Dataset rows
* start *

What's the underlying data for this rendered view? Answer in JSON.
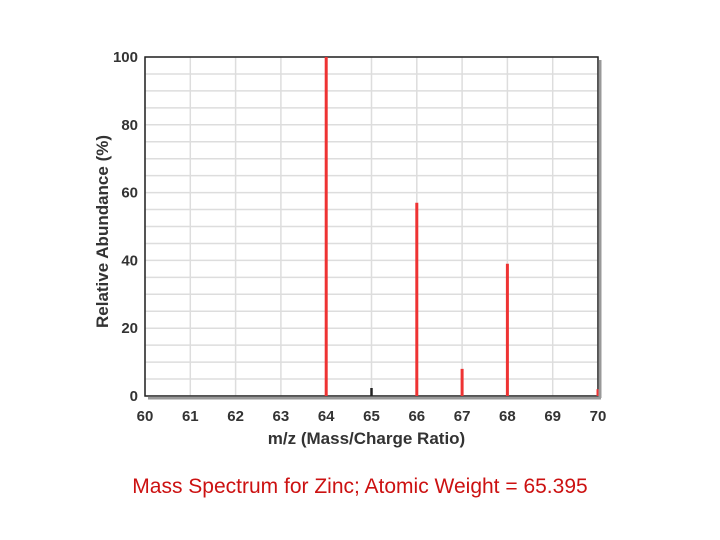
{
  "caption": "Mass Spectrum for Zinc; Atomic Weight = 65.395",
  "colors": {
    "peak": "#ee3333",
    "grid": "#dddddd",
    "frame": "#222222",
    "text": "#333333",
    "caption": "#cc1111"
  },
  "chart_data": {
    "type": "bar",
    "title": "",
    "xlabel": "m/z (Mass/Charge Ratio)",
    "ylabel": "Relative Abundance (%)",
    "xlim": [
      60,
      70
    ],
    "ylim": [
      0,
      100
    ],
    "xticks": [
      "60",
      "61",
      "62",
      "63",
      "64",
      "65",
      "66",
      "67",
      "68",
      "69",
      "70"
    ],
    "yticks": [
      "0",
      "20",
      "40",
      "60",
      "80",
      "100"
    ],
    "grid": true,
    "x": [
      64,
      66,
      67,
      68,
      70
    ],
    "values": [
      100,
      57,
      8,
      39,
      2
    ]
  }
}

* end *

• _Short exercise_: For the data above, state only how many lines include the word "caption".

• _Written response_: 2